■ GIVEN ENTRIES
= = = = =

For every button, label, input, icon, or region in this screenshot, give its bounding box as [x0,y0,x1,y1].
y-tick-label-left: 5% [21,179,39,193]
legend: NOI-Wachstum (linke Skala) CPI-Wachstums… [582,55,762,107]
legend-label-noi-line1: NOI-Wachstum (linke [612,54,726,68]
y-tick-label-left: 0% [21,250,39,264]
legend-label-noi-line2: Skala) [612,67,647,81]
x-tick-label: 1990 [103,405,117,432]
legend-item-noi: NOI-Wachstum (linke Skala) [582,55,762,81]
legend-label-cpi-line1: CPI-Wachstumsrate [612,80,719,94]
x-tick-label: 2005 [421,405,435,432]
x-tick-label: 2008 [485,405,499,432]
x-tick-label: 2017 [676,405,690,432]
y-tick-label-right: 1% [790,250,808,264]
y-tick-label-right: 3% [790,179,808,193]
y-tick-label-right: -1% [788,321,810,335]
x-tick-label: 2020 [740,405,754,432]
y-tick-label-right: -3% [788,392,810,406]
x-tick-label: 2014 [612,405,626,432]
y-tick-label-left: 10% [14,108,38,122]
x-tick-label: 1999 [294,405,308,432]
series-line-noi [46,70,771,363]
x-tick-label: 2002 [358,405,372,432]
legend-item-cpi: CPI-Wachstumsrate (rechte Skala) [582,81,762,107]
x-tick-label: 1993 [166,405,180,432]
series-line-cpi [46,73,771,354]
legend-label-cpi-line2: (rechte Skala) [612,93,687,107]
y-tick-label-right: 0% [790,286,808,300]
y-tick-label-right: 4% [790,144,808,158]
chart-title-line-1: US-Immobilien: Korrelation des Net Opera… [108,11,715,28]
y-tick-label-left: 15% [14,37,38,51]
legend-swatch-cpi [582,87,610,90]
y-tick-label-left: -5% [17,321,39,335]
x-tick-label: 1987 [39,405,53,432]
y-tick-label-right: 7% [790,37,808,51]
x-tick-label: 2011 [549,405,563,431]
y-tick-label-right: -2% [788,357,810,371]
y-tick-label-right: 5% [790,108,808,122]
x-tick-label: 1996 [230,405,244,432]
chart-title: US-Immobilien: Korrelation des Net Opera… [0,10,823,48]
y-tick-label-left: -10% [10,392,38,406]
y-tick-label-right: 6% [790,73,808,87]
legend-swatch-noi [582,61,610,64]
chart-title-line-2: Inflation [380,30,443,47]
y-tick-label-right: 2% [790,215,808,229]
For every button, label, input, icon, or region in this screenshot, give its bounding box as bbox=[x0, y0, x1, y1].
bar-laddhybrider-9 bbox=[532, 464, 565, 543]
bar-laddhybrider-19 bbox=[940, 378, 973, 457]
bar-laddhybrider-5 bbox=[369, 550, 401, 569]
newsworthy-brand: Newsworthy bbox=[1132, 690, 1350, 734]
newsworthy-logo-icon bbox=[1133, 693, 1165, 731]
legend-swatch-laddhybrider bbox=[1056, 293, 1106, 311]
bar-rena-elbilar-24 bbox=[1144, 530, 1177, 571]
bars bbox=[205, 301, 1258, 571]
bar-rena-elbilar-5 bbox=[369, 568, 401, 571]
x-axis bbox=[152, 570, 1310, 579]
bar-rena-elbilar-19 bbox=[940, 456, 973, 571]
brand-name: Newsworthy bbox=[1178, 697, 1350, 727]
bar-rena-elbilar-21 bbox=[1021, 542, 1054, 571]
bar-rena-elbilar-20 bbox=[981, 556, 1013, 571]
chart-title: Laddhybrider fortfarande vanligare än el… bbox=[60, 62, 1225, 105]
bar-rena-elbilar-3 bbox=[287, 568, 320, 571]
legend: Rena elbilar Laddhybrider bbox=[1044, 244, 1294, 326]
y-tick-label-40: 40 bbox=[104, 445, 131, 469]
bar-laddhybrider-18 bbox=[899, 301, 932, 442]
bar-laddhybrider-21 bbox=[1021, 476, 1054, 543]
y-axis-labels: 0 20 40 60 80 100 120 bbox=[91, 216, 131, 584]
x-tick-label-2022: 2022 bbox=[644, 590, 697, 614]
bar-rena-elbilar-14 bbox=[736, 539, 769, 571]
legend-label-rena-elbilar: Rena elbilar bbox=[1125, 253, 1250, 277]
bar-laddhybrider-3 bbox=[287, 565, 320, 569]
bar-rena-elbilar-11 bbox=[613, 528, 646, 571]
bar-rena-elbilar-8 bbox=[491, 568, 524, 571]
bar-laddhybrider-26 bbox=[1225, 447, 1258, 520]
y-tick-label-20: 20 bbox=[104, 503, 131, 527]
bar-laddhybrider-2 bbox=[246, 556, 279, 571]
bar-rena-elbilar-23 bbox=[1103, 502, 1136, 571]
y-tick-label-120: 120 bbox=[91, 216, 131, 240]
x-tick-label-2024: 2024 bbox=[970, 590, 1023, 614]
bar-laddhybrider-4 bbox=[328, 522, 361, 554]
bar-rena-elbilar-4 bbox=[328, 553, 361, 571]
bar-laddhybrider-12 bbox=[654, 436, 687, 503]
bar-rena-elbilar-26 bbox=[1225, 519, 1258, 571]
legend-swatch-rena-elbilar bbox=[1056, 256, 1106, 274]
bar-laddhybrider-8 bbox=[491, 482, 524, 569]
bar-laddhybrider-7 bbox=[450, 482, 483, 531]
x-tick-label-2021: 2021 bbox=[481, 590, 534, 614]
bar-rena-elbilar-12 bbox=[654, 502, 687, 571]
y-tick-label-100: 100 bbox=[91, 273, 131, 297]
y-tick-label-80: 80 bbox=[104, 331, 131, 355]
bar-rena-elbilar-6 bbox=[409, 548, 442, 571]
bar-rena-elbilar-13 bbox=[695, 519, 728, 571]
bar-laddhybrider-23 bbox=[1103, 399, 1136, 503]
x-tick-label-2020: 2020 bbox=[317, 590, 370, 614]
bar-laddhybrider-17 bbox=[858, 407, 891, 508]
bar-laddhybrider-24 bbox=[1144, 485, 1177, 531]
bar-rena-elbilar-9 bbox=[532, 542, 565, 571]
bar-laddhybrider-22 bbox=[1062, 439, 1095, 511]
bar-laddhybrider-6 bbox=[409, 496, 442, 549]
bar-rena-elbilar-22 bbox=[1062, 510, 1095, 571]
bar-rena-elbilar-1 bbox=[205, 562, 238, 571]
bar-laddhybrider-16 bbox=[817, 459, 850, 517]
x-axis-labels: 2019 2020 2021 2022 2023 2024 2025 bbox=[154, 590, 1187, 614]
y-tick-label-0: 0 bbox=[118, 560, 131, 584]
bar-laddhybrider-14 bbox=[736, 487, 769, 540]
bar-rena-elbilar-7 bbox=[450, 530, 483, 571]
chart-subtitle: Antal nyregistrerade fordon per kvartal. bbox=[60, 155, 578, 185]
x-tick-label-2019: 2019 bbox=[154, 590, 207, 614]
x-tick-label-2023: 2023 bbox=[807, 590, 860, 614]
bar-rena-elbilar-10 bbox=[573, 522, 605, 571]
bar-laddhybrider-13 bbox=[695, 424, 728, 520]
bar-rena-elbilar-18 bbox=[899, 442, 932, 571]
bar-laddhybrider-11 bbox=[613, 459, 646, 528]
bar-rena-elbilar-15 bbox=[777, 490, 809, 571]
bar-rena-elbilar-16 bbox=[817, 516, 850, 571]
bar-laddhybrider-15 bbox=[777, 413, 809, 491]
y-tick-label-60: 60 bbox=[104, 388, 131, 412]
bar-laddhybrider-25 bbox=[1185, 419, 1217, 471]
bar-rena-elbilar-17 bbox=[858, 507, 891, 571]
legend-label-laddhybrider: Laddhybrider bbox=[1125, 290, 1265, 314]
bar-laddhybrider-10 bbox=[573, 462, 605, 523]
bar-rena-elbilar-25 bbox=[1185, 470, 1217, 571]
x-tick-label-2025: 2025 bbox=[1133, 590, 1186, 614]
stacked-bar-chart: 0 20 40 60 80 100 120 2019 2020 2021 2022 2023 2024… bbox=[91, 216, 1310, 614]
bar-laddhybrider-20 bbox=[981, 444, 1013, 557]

= = = = =

Reproduce the entries verbatim, from the start of the entries up to and including the line containing "legend-label-cpi-line2: (rechte Skala)".

For every button, label, input, icon, or region in this screenshot, give its bounding box as [x0,y0,x1,y1].
y-tick-label-left: 5% [21,179,39,193]
legend: NOI-Wachstum (linke Skala) CPI-Wachstums… [582,55,762,107]
legend-label-noi-line1: NOI-Wachstum (linke [612,54,726,68]
y-tick-label-left: 0% [21,250,39,264]
legend-label-noi-line2: Skala) [612,67,647,81]
x-tick-label: 1990 [103,405,117,432]
legend-item-noi: NOI-Wachstum (linke Skala) [582,55,762,81]
legend-label-cpi-line1: CPI-Wachstumsrate [612,80,719,94]
x-tick-label: 2005 [421,405,435,432]
x-tick-label: 2008 [485,405,499,432]
x-tick-label: 2017 [676,405,690,432]
y-tick-label-right: 1% [790,250,808,264]
y-tick-label-right: 3% [790,179,808,193]
y-tick-label-right: -1% [788,321,810,335]
x-tick-label: 2020 [740,405,754,432]
y-tick-label-right: -3% [788,392,810,406]
x-tick-label: 2014 [612,405,626,432]
y-tick-label-left: 10% [14,108,38,122]
x-tick-label: 1999 [294,405,308,432]
series-line-noi [46,70,771,363]
x-tick-label: 2002 [358,405,372,432]
legend-item-cpi: CPI-Wachstumsrate (rechte Skala) [582,81,762,107]
x-tick-label: 1993 [166,405,180,432]
series-line-cpi [46,73,771,354]
legend-label-cpi-line2: (rechte Skala) [612,93,687,107]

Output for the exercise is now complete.